Exercise:
Identify each line in the records below that contains the word "electromagnetic", and copy it.

--- START ---

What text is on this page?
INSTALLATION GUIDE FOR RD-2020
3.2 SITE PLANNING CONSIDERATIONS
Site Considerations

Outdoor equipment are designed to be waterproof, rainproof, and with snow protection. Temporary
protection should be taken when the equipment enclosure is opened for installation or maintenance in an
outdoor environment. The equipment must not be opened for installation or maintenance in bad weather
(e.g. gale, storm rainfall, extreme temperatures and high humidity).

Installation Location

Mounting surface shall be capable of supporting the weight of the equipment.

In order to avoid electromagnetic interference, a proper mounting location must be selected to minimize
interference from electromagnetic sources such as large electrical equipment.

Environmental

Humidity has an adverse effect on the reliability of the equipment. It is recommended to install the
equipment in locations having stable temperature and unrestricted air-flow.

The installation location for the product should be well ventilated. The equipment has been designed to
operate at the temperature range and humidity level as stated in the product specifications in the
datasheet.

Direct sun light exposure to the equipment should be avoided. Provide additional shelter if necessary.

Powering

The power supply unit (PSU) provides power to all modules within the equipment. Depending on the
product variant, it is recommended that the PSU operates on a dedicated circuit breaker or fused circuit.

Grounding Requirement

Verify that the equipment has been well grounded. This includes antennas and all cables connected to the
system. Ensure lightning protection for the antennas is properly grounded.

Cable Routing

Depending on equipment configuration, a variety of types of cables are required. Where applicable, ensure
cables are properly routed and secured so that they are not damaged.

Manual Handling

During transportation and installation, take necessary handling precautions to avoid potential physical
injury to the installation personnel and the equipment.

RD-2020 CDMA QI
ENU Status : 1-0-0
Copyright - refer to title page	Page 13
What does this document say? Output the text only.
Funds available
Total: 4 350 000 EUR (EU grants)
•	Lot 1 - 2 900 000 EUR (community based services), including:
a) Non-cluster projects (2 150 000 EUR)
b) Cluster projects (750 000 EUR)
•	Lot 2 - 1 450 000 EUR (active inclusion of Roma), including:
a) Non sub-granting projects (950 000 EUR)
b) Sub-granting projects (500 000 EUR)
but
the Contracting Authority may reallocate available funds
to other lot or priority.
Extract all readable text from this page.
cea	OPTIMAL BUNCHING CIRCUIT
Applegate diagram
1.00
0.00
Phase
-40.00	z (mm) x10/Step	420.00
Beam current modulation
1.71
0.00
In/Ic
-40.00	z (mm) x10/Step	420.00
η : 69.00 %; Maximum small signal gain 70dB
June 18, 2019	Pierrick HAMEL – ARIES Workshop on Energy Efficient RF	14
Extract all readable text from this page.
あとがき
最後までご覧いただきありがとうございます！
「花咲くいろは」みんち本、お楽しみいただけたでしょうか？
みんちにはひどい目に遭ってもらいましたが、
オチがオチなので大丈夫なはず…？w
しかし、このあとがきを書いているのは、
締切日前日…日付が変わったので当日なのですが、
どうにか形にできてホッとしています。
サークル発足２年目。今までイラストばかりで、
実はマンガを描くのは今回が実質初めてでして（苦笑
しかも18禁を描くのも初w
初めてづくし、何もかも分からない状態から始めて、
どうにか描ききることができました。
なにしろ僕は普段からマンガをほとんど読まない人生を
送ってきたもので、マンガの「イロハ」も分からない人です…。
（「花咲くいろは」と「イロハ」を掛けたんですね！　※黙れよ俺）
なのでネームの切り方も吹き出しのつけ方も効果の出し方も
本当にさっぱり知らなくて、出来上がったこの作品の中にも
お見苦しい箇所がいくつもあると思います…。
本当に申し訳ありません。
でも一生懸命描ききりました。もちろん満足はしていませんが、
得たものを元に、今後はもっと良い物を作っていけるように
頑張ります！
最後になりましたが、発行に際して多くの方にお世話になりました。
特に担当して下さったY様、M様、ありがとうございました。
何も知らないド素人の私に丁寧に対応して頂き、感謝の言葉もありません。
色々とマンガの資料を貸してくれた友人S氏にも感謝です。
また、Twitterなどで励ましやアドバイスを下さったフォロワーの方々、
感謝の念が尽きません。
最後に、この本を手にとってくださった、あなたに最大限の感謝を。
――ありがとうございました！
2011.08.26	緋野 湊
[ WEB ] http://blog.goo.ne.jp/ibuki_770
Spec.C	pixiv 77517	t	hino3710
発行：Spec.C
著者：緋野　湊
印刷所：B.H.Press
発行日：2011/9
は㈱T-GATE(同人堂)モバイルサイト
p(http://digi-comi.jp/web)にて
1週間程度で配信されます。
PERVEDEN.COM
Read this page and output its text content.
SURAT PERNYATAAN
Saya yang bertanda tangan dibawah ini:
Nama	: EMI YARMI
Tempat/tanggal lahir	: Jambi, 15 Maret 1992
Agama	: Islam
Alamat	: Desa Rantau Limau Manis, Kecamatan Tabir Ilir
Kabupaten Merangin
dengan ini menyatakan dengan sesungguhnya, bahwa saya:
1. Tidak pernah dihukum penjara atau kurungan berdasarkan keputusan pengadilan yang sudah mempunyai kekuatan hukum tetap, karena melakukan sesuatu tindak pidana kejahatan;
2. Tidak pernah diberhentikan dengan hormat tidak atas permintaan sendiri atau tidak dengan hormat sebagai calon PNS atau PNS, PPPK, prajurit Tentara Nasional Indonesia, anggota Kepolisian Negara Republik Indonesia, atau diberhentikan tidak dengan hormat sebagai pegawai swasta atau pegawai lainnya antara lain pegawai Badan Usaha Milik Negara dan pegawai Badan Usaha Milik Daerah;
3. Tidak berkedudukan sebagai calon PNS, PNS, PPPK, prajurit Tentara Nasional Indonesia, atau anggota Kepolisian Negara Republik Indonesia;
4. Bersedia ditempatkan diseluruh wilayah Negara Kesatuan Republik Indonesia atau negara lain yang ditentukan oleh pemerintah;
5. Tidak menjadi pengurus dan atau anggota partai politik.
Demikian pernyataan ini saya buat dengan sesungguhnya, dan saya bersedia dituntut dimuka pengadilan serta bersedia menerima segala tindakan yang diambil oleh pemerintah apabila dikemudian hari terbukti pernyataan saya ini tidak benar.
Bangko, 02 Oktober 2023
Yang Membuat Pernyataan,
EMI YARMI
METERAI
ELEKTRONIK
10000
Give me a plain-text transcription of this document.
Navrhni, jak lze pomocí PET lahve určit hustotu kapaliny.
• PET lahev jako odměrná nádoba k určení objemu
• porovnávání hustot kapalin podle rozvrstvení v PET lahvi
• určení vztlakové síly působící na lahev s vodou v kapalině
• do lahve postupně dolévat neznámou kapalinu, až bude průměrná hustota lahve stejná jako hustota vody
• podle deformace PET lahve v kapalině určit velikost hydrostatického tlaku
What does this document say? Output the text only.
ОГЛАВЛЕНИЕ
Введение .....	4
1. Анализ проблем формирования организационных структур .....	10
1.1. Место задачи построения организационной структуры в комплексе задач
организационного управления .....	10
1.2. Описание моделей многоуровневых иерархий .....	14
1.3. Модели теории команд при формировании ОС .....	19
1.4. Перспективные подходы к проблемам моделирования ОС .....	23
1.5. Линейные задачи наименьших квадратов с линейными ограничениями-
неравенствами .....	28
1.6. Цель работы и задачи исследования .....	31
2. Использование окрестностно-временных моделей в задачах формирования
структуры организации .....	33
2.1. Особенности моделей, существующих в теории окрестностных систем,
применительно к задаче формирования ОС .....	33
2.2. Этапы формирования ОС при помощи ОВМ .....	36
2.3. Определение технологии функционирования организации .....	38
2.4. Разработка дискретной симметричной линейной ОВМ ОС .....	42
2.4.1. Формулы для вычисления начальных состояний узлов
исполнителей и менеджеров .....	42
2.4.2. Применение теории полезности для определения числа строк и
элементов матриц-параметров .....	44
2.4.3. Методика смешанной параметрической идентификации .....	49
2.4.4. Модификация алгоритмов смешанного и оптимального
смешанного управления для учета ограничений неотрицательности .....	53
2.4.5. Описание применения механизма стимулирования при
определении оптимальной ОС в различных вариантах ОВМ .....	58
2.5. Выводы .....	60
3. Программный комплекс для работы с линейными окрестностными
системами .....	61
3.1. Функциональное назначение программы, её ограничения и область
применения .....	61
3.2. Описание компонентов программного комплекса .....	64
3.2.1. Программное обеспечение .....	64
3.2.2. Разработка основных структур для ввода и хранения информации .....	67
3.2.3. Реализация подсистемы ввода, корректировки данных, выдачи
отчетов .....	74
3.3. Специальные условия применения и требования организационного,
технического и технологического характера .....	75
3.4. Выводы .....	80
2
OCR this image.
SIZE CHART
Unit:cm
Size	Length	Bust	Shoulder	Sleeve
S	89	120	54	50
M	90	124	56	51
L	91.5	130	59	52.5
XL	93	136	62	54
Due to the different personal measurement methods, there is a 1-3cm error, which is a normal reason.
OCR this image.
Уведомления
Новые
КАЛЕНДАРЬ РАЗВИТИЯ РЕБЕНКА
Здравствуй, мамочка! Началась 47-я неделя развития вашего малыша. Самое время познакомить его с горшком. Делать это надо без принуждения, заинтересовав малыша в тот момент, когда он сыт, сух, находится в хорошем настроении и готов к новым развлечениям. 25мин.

--- END ---

Result below:
In order to avoid electromagnetic interference, a proper mounting location must be selected to minimize
interference from electromagnetic sources such as large electrical equipment.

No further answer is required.